2023年9・10月号(No.818)
2023年7月19日、西村経済産業大臣以下の経済産業省幹部を当会オフィスにお招きし、当会常任理事と政策懇談会を開催。カーボンニュートラルに関しての環境への取り組みやルール作り、CO2削減への取り組み、経済安全保障やクリティカルミネラル等も含めたサプライチェーンへの取り組み、グローバルサウスへの対応、自由貿易、開かれた世界秩序、同じ価値観を共有する人たちとのアライアンスの重要性、生成AIの活用による事務処理分野での働き方の変容等の喫緊かつ多岐にわたるテーマについて率直な意見交換が行われた。
西村 康稔 経済産業大臣
中谷 真一 経済産業副大臣
太田 房江 経済産業副大臣
里見 隆治 経済産業大臣政務官
飯田 祐二 経済産業事務次官
藤木 俊光 官房長
松尾 剛彦 通商政策局長
杉浦 正俊 審議官(通商戦略担当)
福永 哲郎 貿易経済協力局長
山本 和徳 審議官(貿易経済協力局担当)
________
**取り組む課題:**
**1.** 政策懇談会の記事のうち、「2023年7月19日、西村経」から「杉浦 正俊 審議官(通商戦略担当)」までをすべて、一字一句変えずに再掲してください。
**2.** 政策懇談会の記事にある次の一文を英語に訳すこと：「2023年7月19日、西村経済産業大臣以下の経済産業省幹部を当会オフィスにお招きし、当会常任理事と政策懇談会を開催。」

**収集資料:**
________
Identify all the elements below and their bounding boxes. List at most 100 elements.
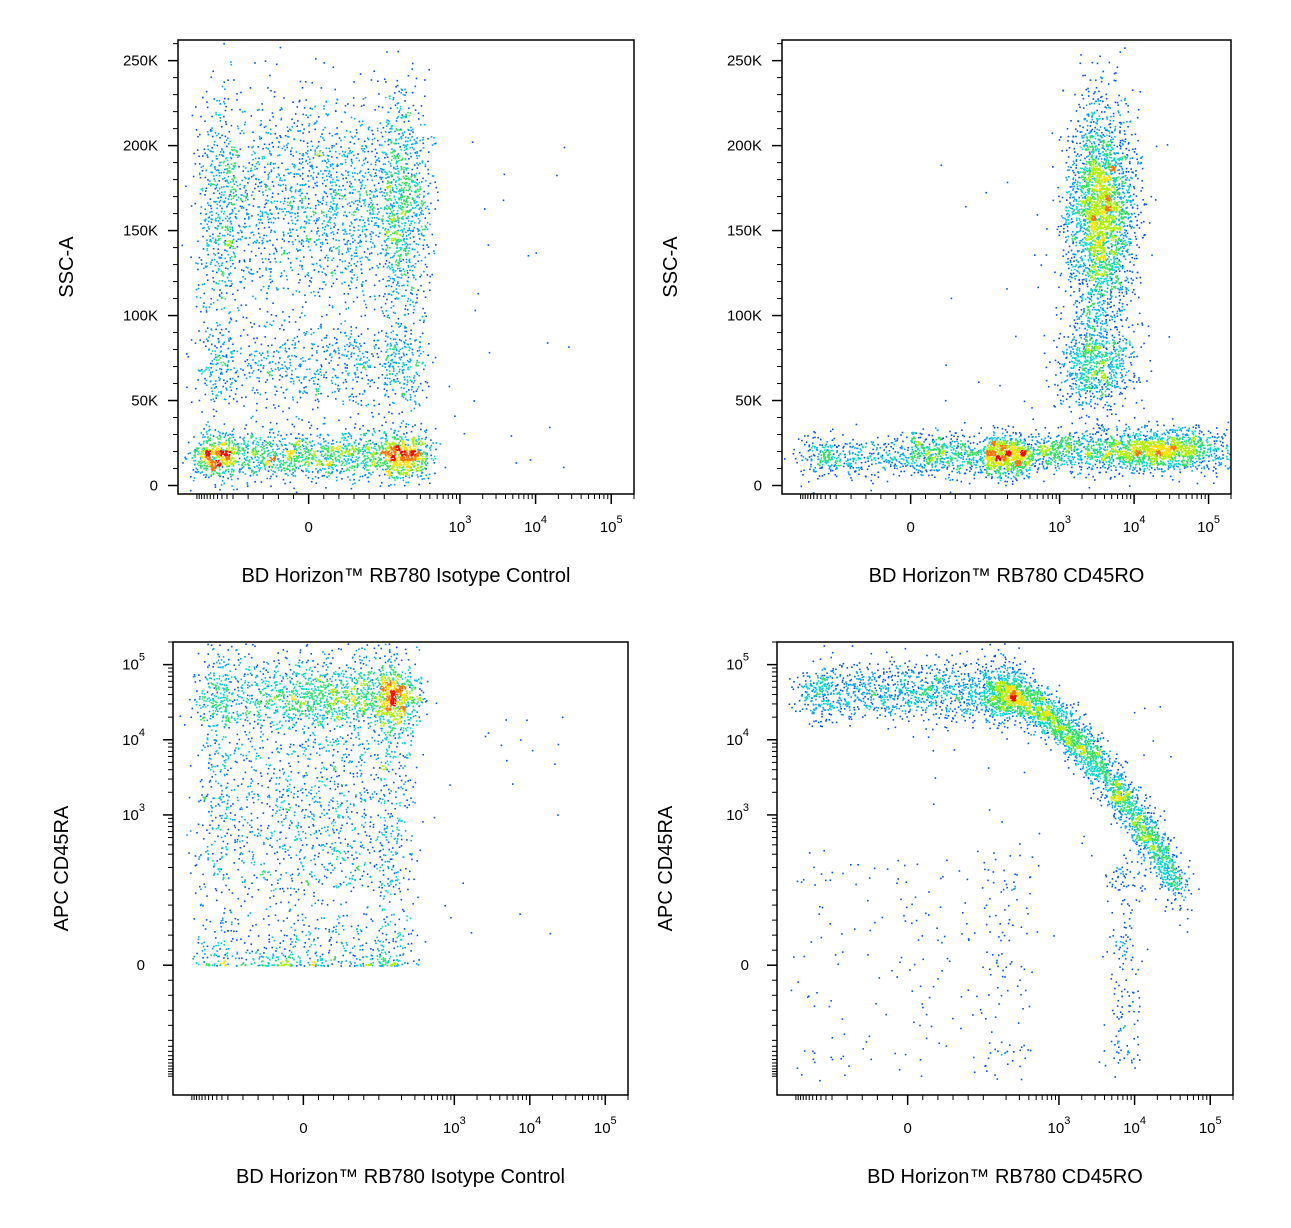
________
**解答一覧:**
**1.**
2023年7月19日、西村経済産業大臣以下の経済産業省幹部を当会オフィスにお招きし、当会常任理事と政策懇談会を開催。カーボンニュートラルに関しての環境への取り組みやルール作り、CO2削減への取り組み、経済安全保障やクリティカルミネラル等も含めたサプライチェーンへの取り組み、グローバルサウスへの対応、自由貿易、開かれた世界秩序、同じ価値観を共有する人たちとのアライアンスの重要性、生成AIの活用による事務処理分野での働き方の変容等の喫緊かつ多岐にわたるテーマについて率直な意見交換が行われた。
西村 康稔 経済産業大臣
中谷 真一 経済産業副大臣
太田 房江 経済産業副大臣
里見 隆治 経済産業大臣政務官
飯田 祐二 経済産業事務次官
藤木 俊光 官房長
松尾 剛彦 通商政策局長
杉浦 正俊 審議官(通商戦略担当)

**2.** On July 19, 2023, senior officials of the Ministry of Economy, Trade and Industry, led by Minister of Economy, Trade and Industry Nishimura, were invited to our association's office, and a policy discussion meeting was held with our association's standing directors.